→ **WRITTEN PROBLEM**
Pull out every line below that contains the word "icon".

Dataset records
— Start —
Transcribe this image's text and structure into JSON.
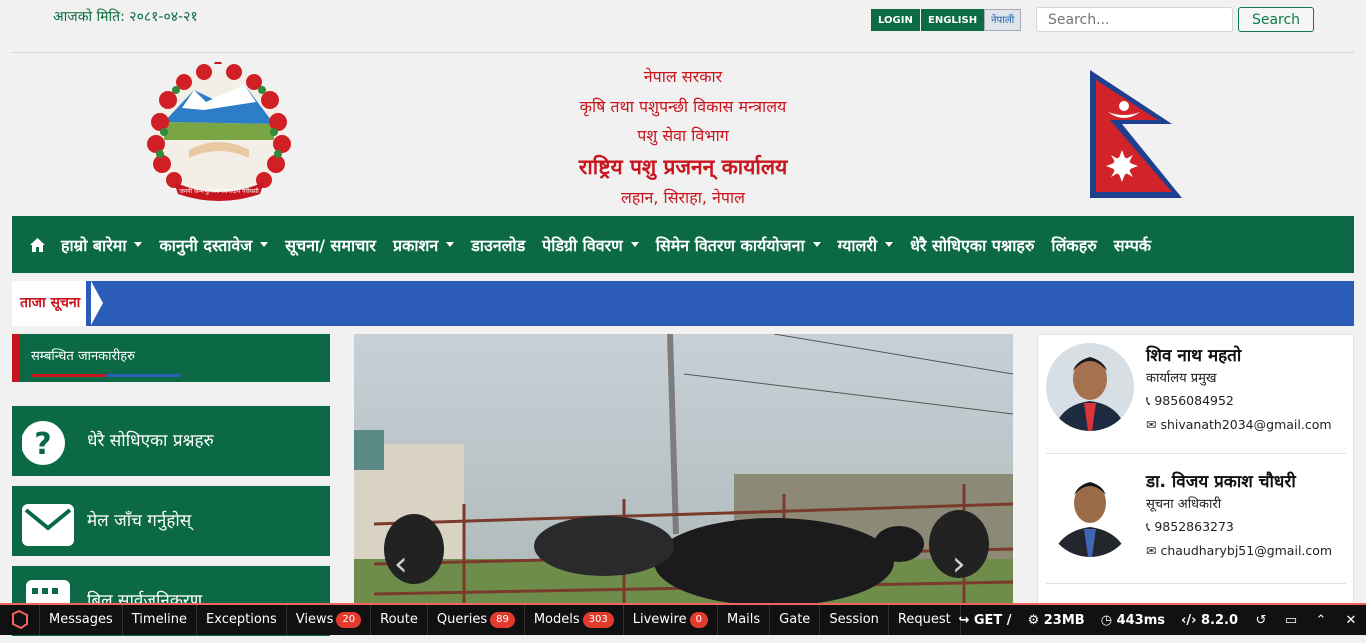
{
  "topbar": {
    "date": "आजको मिति: २०८१-०४-२१",
    "login": "LOGIN",
    "english": "ENGLISH",
    "nepali": "नेपाली",
    "search_placeholder": "Search...",
    "search_button": "Search"
  },
  "header": {
    "line1": "नेपाल सरकार",
    "line2": "कृषि तथा पशुपन्छी विकास मन्त्रालय",
    "line3": "पशु सेवा विभाग",
    "office": "राष्ट्रिय पशु प्रजनन् कार्यालय",
    "address": "लहान, सिराहा, नेपाल",
    "emblem_motto": "जननी जन्मभूमिश्च स्वर्गादपि गरीयसी"
  },
  "nav": [
    {
      "label": "हाम्रो बारेमा",
      "dropdown": true
    },
    {
      "label": "कानुनी दस्तावेज",
      "dropdown": true
    },
    {
      "label": "सूचना/ समाचार",
      "dropdown": false
    },
    {
      "label": "प्रकाशन",
      "dropdown": true
    },
    {
      "label": "डाउनलोड",
      "dropdown": false
    },
    {
      "label": "पेडिग्री विवरण",
      "dropdown": true
    },
    {
      "label": "सिमेन वितरण कार्ययोजना",
      "dropdown": true
    },
    {
      "label": "ग्यालरी",
      "dropdown": true
    },
    {
      "label": "धेरै सोधिएका पश्नाहरु",
      "dropdown": false
    },
    {
      "label": "लिंकहरु",
      "dropdown": false
    },
    {
      "label": "सम्पर्क",
      "dropdown": false
    }
  ],
  "ticker": {
    "label": "ताजा सूचना"
  },
  "sidebar": {
    "related_title": "सम्बन्धित जानकारीहरु",
    "cards": [
      {
        "label": "धेरै सोधिएका प्रश्नहरु",
        "icon": "question-circle-icon"
      },
      {
        "label": "मेल जाँच गर्नुहोस्",
        "icon": "envelope-icon"
      },
      {
        "label": "बिल सार्वजनिकरण",
        "icon": "calculator-icon"
      }
    ]
  },
  "slider": {
    "prev": "‹",
    "next": "›"
  },
  "staff": [
    {
      "name": "शिव नाथ महतो",
      "role": "कार्यालय प्रमुख",
      "phone": "9856084952",
      "email": "shivanath2034@gmail.com"
    },
    {
      "name": "डा. विजय प्रकाश चौधरी",
      "role": "सूचना अधिकारी",
      "phone": "9852863273",
      "email": "chaudharybj51@gmail.com"
    }
  ],
  "debugbar": {
    "tabs": [
      {
        "label": "Messages",
        "badge": ""
      },
      {
        "label": "Timeline",
        "badge": ""
      },
      {
        "label": "Exceptions",
        "badge": ""
      },
      {
        "label": "Views",
        "badge": "20"
      },
      {
        "label": "Route",
        "badge": ""
      },
      {
        "label": "Queries",
        "badge": "89"
      },
      {
        "label": "Models",
        "badge": "303"
      },
      {
        "label": "Livewire",
        "badge": "0"
      },
      {
        "label": "Mails",
        "badge": ""
      },
      {
        "label": "Gate",
        "badge": ""
      },
      {
        "label": "Session",
        "badge": ""
      },
      {
        "label": "Request",
        "badge": ""
      }
    ],
    "method": "GET /",
    "memory": "23MB",
    "time": "443ms",
    "php": "8.2.0"
  },
  "colors": {
    "brand_green": "#0b6a45",
    "brand_red": "#c9151e",
    "ticker_blue": "#2b5cb8"
  }
}
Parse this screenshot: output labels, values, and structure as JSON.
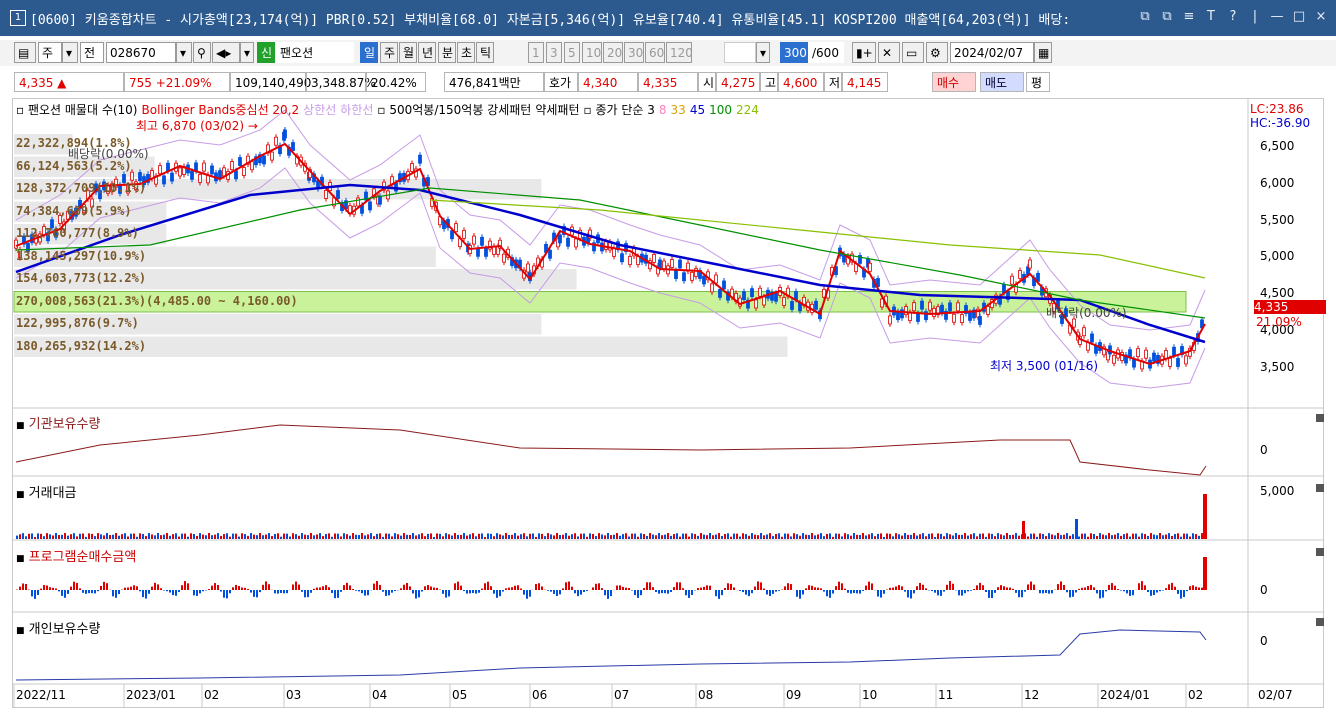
{
  "window": {
    "num": "1",
    "title": "[0600] 키움종합차트 - 시가총액[23,174(억)] PBR[0.52] 부채비율[68.0] 자본금[5,346(억)] 유보율[740.4] 유통비율[45.1] KOSPI200 매출액[64,203(억)] 배당:",
    "btns": [
      "⧉",
      "⧉",
      "≡",
      "T",
      "?",
      "|",
      "—",
      "□",
      "×"
    ]
  },
  "toolbar1": {
    "period_main": "주",
    "jeon": "전",
    "code": "028670",
    "new_badge": "신",
    "name": "팬오션",
    "periods": [
      "일",
      "주",
      "월",
      "년",
      "분",
      "초",
      "틱"
    ],
    "nums": [
      "1",
      "3",
      "5",
      "10",
      "20",
      "30",
      "60",
      "120"
    ],
    "count": "300",
    "max": "/600",
    "date": "2024/02/07"
  },
  "quote": {
    "price": "4,335 ▲",
    "change": "755 +21.09%",
    "volume": "109,140,490",
    "vol_ratio": "3,348.87%",
    "turnover": "20.42%",
    "amount": "476,841백만",
    "hoga_label": "호가",
    "hoga1": "4,340",
    "hoga2": "4,335",
    "open_label": "시",
    "open": "4,275",
    "high_label": "고",
    "high": "4,600",
    "low_label": "저",
    "low": "4,145",
    "buy": "매수",
    "sell": "매도",
    "avg": "평"
  },
  "legend": {
    "items": [
      {
        "text": "팬오션 매물대 수(10)",
        "color": "#000000"
      },
      {
        "text": "Bollinger Bands중심선 20,2",
        "color": "#e00000"
      },
      {
        "text": "상한선",
        "color": "#c79be6"
      },
      {
        "text": "하한선",
        "color": "#c79be6"
      },
      {
        "text": "500억봉/150억봉 강세패턴",
        "color": "#000000"
      },
      {
        "text": "약세패턴",
        "color": "#000000"
      },
      {
        "text": "종가 단순 3",
        "color": "#000000"
      },
      {
        "text": "8",
        "color": "#ff80c0"
      },
      {
        "text": "33",
        "color": "#e0a000"
      },
      {
        "text": "45",
        "color": "#0000cc"
      },
      {
        "text": "100",
        "color": "#009000"
      },
      {
        "text": "224",
        "color": "#88c000"
      }
    ]
  },
  "lc_hc": {
    "lc": "LC:23.86",
    "hc": "HC:-36.90"
  },
  "annotations": {
    "high": "최고 6,870 (03/02) →",
    "low": "최저 3,500 (01/16)",
    "div1": "배당락(0.00%)",
    "div2": "배당락(0.00%)"
  },
  "volume_profile": [
    {
      "label": "22,322,894(1.8%)",
      "w": 0.05
    },
    {
      "label": "66,124,563(5.2%)",
      "w": 0.12
    },
    {
      "label": "128,372,709(10.1%)",
      "w": 0.45
    },
    {
      "label": "74,384,689(5.9%)",
      "w": 0.13
    },
    {
      "label": "112,760,777(8.9%)",
      "w": 0.13
    },
    {
      "label": "138,145,297(10.9%)",
      "w": 0.36
    },
    {
      "label": "154,603,773(12.2%)",
      "w": 0.48
    },
    {
      "label": "270,008,563(21.3%)(4,485.00 ~ 4,160.00)",
      "w": 1.0
    },
    {
      "label": "122,995,876(9.7%)",
      "w": 0.45
    },
    {
      "label": "180,265,932(14.2%)",
      "w": 0.66
    }
  ],
  "price_axis": {
    "ticks": [
      "6,500",
      "6,000",
      "5,500",
      "5,000",
      "4,500",
      "4,000",
      "3,500"
    ],
    "current_price": "4,335",
    "current_change": "21.09%"
  },
  "panels": [
    {
      "label": "기관보유수량",
      "color": "#8b1a1a",
      "tick": "0"
    },
    {
      "label": "거래대금",
      "color": "#000000",
      "tick": "5,000"
    },
    {
      "label": "프로그램순매수금액",
      "color": "#cc0000",
      "tick": "0"
    },
    {
      "label": "개인보유수량",
      "color": "#000000",
      "tick": "0"
    }
  ],
  "x_axis": [
    "2022/11",
    "2023/01",
    "02",
    "03",
    "04",
    "05",
    "06",
    "07",
    "08",
    "09",
    "10",
    "11",
    "12",
    "2024/01",
    "02"
  ],
  "x_right": "02/07",
  "colors": {
    "up": "#e00000",
    "down": "#0050e0",
    "ma_blue": "#0000cc",
    "ma_green": "#009000",
    "ma_yellow": "#88c000",
    "bb": "#c79be6",
    "vp_hi": "#c9f29b",
    "vp": "#e8e8e8"
  }
}
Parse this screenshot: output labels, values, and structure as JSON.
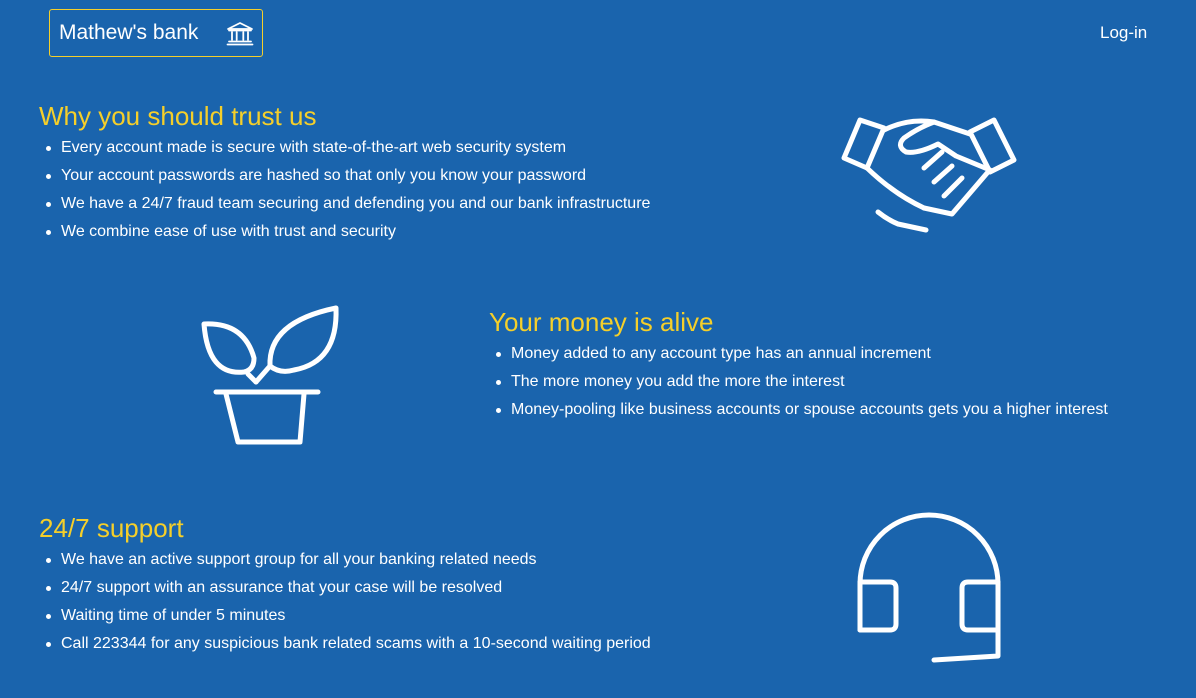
— End —
→ **REPLY TO THE TASK**
        "icon": "question-circle-icon"
        "icon": "envelope-icon"
        "icon": "calculator-icon"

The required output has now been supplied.